WORK TO DO ▸
Can the data below be echoed back word for word?

DATA EXCERPTS ▸
------------

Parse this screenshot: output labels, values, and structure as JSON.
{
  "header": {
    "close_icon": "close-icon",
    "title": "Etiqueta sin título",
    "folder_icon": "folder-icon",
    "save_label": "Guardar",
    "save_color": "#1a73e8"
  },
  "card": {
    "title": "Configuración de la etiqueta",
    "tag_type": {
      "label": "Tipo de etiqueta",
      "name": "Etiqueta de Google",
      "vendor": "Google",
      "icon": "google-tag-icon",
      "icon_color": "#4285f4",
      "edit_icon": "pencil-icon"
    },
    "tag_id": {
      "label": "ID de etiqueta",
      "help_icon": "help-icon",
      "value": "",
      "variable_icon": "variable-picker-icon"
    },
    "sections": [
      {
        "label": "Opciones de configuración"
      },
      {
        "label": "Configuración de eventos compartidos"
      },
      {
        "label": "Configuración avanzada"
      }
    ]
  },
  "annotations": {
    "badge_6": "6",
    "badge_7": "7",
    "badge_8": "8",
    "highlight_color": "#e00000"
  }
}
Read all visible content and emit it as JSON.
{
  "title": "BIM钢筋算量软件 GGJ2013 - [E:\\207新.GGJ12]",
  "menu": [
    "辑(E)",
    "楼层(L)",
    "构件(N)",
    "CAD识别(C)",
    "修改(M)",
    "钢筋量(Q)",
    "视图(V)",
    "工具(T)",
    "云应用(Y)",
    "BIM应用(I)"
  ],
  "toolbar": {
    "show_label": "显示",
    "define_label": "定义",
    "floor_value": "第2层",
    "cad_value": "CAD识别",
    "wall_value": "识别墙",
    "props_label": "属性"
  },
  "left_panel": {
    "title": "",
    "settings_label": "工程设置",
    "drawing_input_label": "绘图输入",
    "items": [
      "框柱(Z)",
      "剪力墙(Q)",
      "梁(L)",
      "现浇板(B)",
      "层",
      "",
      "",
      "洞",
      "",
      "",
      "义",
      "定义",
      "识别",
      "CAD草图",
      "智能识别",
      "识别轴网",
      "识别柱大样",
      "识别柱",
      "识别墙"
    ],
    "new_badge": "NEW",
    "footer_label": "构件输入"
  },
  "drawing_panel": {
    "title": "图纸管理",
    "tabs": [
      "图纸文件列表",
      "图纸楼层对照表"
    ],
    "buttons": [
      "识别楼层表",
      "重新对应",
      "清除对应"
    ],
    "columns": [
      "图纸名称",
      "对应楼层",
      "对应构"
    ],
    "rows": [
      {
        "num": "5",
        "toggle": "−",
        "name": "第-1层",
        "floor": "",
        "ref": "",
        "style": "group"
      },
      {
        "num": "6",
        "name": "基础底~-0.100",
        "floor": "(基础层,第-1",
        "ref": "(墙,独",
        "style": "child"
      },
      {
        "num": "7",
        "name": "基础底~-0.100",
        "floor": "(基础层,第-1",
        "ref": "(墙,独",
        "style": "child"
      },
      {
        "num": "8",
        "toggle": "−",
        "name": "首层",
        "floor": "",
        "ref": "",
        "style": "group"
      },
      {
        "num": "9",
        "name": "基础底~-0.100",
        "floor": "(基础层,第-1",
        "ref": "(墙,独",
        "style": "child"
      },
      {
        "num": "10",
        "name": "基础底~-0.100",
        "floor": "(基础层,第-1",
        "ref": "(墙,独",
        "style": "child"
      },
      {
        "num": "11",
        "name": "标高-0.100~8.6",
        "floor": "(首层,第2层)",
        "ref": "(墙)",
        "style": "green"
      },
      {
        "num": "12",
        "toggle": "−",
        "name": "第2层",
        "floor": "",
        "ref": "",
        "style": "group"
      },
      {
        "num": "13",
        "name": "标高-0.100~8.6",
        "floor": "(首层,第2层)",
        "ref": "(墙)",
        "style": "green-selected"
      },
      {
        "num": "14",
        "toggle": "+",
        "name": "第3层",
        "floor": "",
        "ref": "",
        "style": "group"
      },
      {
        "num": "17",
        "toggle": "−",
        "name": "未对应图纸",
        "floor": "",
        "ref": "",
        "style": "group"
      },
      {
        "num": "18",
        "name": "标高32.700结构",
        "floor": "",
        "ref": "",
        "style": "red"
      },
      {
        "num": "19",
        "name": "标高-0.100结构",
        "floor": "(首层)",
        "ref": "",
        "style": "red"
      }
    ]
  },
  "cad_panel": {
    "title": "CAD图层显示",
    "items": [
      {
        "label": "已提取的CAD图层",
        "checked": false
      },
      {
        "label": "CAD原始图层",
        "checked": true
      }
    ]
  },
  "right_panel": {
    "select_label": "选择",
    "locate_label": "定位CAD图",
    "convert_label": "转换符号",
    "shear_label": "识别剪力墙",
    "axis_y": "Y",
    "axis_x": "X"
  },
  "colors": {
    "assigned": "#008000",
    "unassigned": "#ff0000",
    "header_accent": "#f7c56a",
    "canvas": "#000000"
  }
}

------------

EXERCISE OUTPUT ▸
Parse this screenshot: output labels, values, and structure as JSON.
{
  "header": {
    "close_icon": "close-icon",
    "title": "Etiqueta sin título",
    "folder_icon": "folder-icon",
    "save_label": "Guardar",
    "save_color": "#1a73e8"
  },
  "card": {
    "title": "Configuración de la etiqueta",
    "tag_type": {
      "label": "Tipo de etiqueta",
      "name": "Etiqueta de Google",
      "vendor": "Google",
      "icon": "google-tag-icon",
      "icon_color": "#4285f4",
      "edit_icon": "pencil-icon"
    },
    "tag_id": {
      "label": "ID de etiqueta",
      "help_icon": "help-icon",
      "value": "",
      "variable_icon": "variable-picker-icon"
    },
    "sections": [
      {
        "label": "Opciones de configuración"
      },
      {
        "label": "Configuración de eventos compartidos"
      },
      {
        "label": "Configuración avanzada"
      }
    ]
  },
  "annotations": {
    "badge_6": "6",
    "badge_7": "7",
    "badge_8": "8",
    "highlight_color": "#e00000"
  }
}
Read all visible content and emit it as JSON.
{
  "title": "BIM钢筋算量软件 GGJ2013 - [E:\\207新.GGJ12]",
  "menu": [
    "辑(E)",
    "楼层(L)",
    "构件(N)",
    "CAD识别(C)",
    "修改(M)",
    "钢筋量(Q)",
    "视图(V)",
    "工具(T)",
    "云应用(Y)",
    "BIM应用(I)"
  ],
  "toolbar": {
    "show_label": "显示",
    "define_label": "定义",
    "floor_value": "第2层",
    "cad_value": "CAD识别",
    "wall_value": "识别墙",
    "props_label": "属性"
  },
  "left_panel": {
    "title": "",
    "settings_label": "工程设置",
    "drawing_input_label": "绘图输入",
    "items": [
      "框柱(Z)",
      "剪力墙(Q)",
      "梁(L)",
      "现浇板(B)",
      "层",
      "",
      "",
      "洞",
      "",
      "",
      "义",
      "定义",
      "识别",
      "CAD草图",
      "智能识别",
      "识别轴网",
      "识别柱大样",
      "识别柱",
      "识别墙"
    ],
    "new_badge": "NEW",
    "footer_label": "构件输入"
  },
  "drawing_panel": {
    "title": "图纸管理",
    "tabs": [
      "图纸文件列表",
      "图纸楼层对照表"
    ],
    "buttons": [
      "识别楼层表",
      "重新对应",
      "清除对应"
    ],
    "columns": [
      "图纸名称",
      "对应楼层",
      "对应构"
    ],
    "rows": [
      {
        "num": "5",
        "toggle": "−",
        "name": "第-1层",
        "floor": "",
        "ref": "",
        "style": "group"
      },
      {
        "num": "6",
        "name": "基础底~-0.100",
        "floor": "(基础层,第-1",
        "ref": "(墙,独",
        "style": "child"
      },
      {
        "num": "7",
        "name": "基础底~-0.100",
        "floor": "(基础层,第-1",
        "ref": "(墙,独",
        "style": "child"
      },
      {
        "num": "8",
        "toggle": "−",
        "name": "首层",
        "floor": "",
        "ref": "",
        "style": "group"
      },
      {
        "num": "9",
        "name": "基础底~-0.100",
        "floor": "(基础层,第-1",
        "ref": "(墙,独",
        "style": "child"
      },
      {
        "num": "10",
        "name": "基础底~-0.100",
        "floor": "(基础层,第-1",
        "ref": "(墙,独",
        "style": "child"
      },
      {
        "num": "11",
        "name": "标高-0.100~8.6",
        "floor": "(首层,第2层)",
        "ref": "(墙)",
        "style": "green"
      },
      {
        "num": "12",
        "toggle": "−",
        "name": "第2层",
        "floor": "",
        "ref": "",
        "style": "group"
      },
      {
        "num": "13",
        "name": "标高-0.100~8.6",
        "floor": "(首层,第2层)",
        "ref": "(墙)",
        "style": "green-selected"
      },
      {
        "num": "14",
        "toggle": "+",
        "name": "第3层",
        "floor": "",
        "ref": "",
        "style": "group"
      },
      {
        "num": "17",
        "toggle": "−",
        "name": "未对应图纸",
        "floor": "",
        "ref": "",
        "style": "group"
      },
      {
        "num": "18",
        "name": "标高32.700结构",
        "floor": "",
        "ref": "",
        "style": "red"
      },
      {
        "num": "19",
        "name": "标高-0.100结构",
        "floor": "(首层)",
        "ref": "",
        "style": "red"
      }
    ]
  },
  "cad_panel": {
    "title": "CAD图层显示",
    "items": [
      {
        "label": "已提取的CAD图层",
        "checked": false
      },
      {
        "label": "CAD原始图层",
        "checked": true
      }
    ]
  },
  "right_panel": {
    "select_label": "选择",
    "locate_label": "定位CAD图",
    "convert_label": "转换符号",
    "shear_label": "识别剪力墙",
    "axis_y": "Y",
    "axis_x": "X"
  },
  "colors": {
    "assigned": "#008000",
    "unassigned": "#ff0000",
    "header_accent": "#f7c56a",
    "canvas": "#000000"
  }
}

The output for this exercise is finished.